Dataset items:
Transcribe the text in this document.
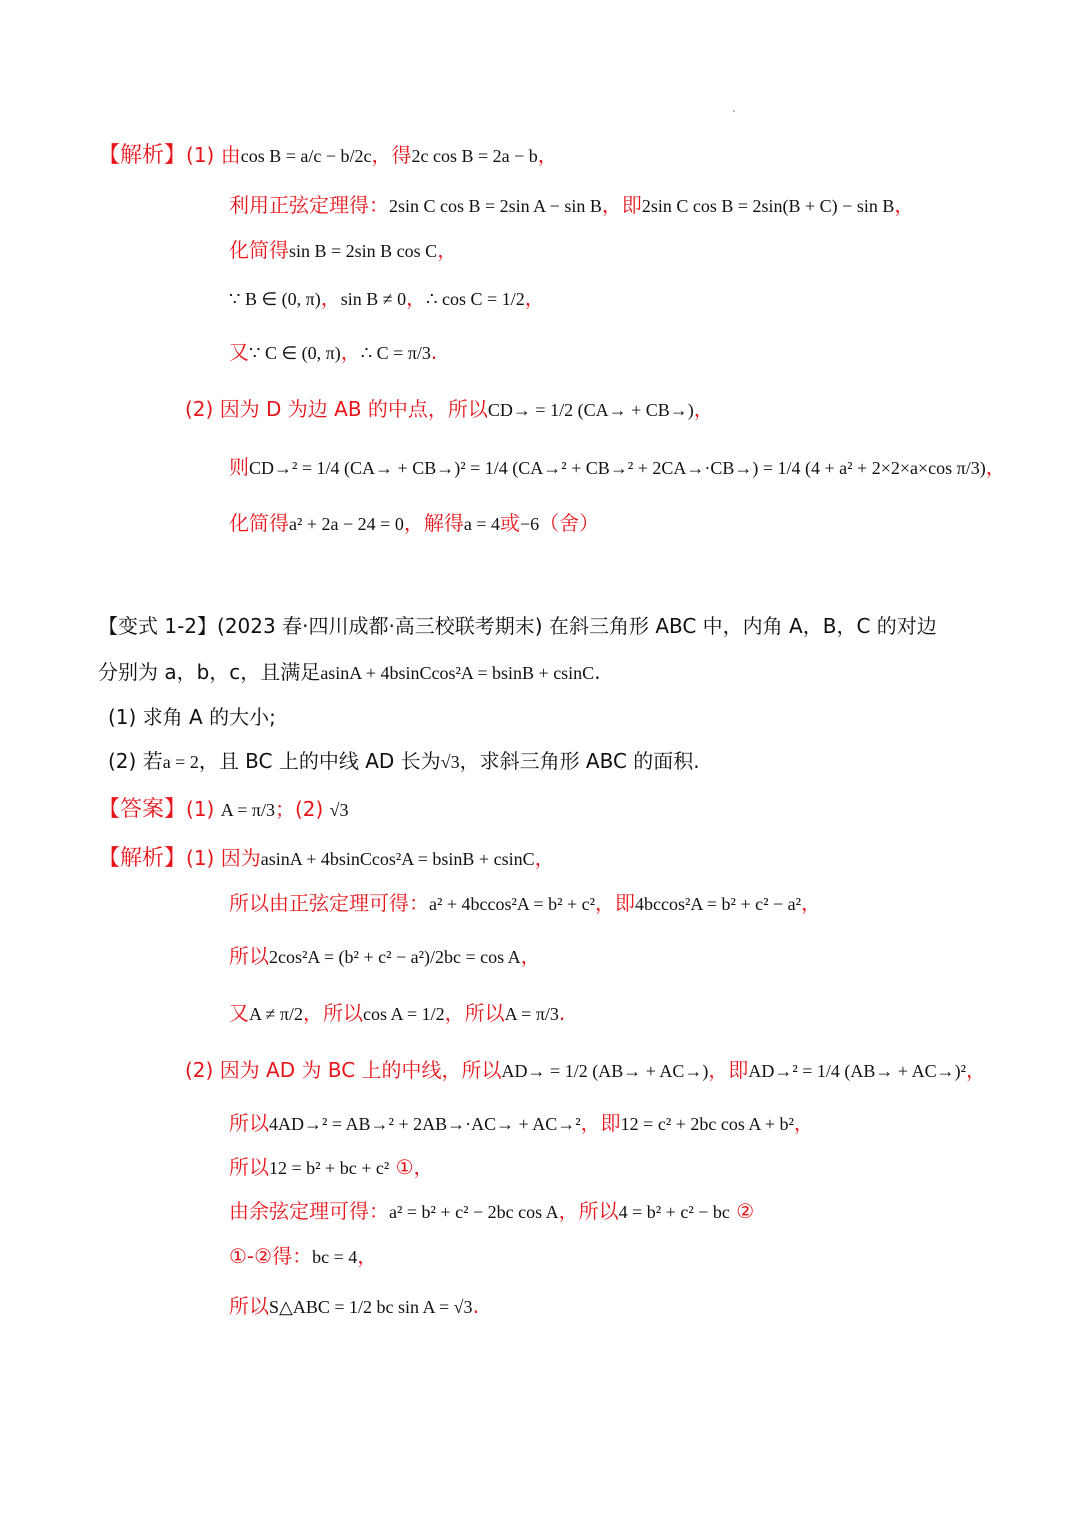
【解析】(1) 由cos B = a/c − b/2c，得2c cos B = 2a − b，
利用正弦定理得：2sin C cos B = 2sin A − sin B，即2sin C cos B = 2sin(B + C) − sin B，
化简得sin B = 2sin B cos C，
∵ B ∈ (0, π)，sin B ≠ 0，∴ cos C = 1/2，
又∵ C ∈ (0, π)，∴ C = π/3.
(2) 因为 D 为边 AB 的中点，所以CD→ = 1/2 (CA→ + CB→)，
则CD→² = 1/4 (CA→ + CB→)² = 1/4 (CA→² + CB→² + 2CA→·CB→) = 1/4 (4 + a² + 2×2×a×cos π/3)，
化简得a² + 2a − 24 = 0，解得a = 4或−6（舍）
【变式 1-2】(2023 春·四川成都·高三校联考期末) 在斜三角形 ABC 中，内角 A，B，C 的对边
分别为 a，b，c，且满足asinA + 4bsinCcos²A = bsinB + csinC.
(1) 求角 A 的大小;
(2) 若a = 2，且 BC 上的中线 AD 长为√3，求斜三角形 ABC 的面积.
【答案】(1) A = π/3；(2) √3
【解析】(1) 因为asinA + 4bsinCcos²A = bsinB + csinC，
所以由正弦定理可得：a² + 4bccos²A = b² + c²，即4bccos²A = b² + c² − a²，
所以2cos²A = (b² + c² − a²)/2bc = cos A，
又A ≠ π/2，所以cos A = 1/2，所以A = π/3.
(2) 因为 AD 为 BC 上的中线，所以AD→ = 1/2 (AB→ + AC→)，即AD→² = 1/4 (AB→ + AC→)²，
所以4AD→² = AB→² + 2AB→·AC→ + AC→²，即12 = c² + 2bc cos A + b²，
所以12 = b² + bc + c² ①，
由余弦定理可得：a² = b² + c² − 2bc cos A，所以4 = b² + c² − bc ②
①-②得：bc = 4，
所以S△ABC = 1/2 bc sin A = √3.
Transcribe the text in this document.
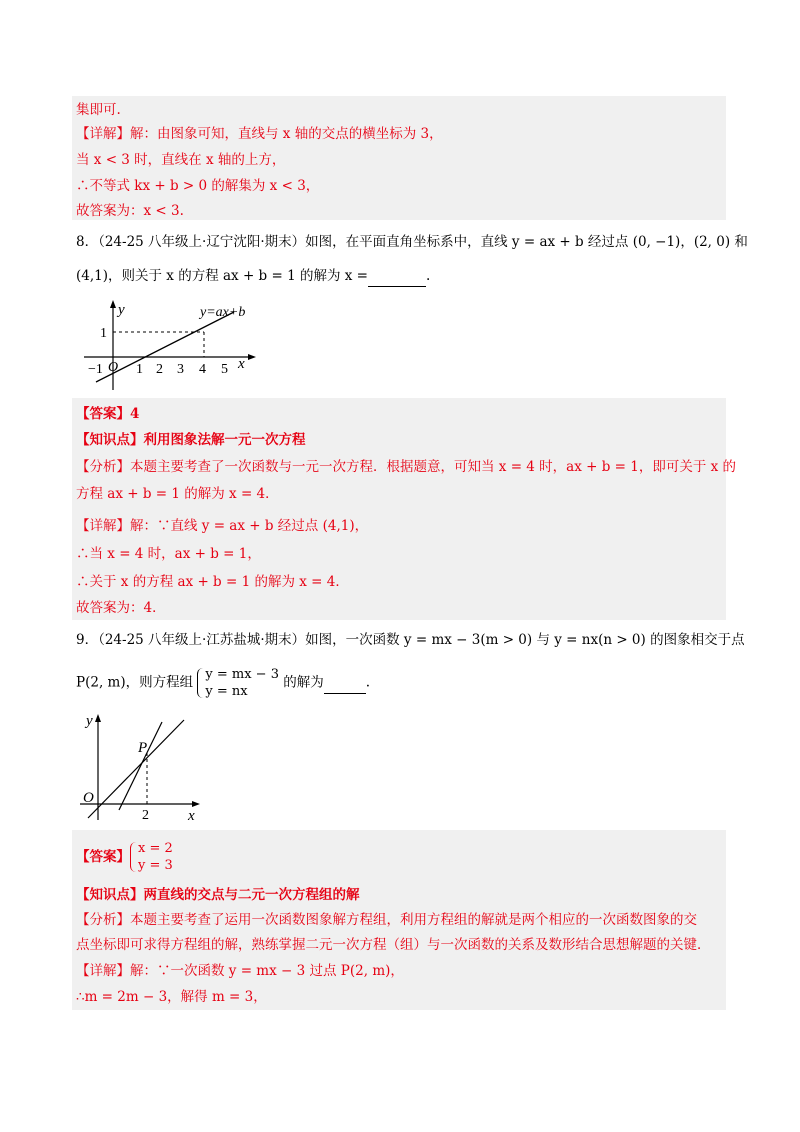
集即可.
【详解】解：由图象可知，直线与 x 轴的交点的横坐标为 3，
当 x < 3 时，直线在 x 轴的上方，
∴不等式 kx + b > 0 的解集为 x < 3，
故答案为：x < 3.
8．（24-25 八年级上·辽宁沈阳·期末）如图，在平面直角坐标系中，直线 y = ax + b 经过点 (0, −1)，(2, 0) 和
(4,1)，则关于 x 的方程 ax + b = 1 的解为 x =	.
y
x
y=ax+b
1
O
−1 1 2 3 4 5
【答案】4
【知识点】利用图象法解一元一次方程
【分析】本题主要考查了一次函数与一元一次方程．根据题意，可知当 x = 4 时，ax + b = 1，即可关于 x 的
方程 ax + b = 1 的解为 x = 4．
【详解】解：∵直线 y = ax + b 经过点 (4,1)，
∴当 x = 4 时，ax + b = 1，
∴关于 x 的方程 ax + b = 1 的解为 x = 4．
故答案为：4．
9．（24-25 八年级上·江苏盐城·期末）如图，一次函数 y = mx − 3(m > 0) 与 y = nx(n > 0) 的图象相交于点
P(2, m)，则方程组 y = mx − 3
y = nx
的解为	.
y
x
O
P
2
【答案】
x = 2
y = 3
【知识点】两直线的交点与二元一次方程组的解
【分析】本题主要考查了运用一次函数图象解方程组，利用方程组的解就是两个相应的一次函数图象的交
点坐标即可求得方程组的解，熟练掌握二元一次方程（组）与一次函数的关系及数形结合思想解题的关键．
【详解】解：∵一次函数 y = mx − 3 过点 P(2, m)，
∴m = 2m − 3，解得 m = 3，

_Given exercise_:
Tally how many lines of the material contain the word "bsinB". The answer must be the number and nothing else.

_Reply to the exercise_:
2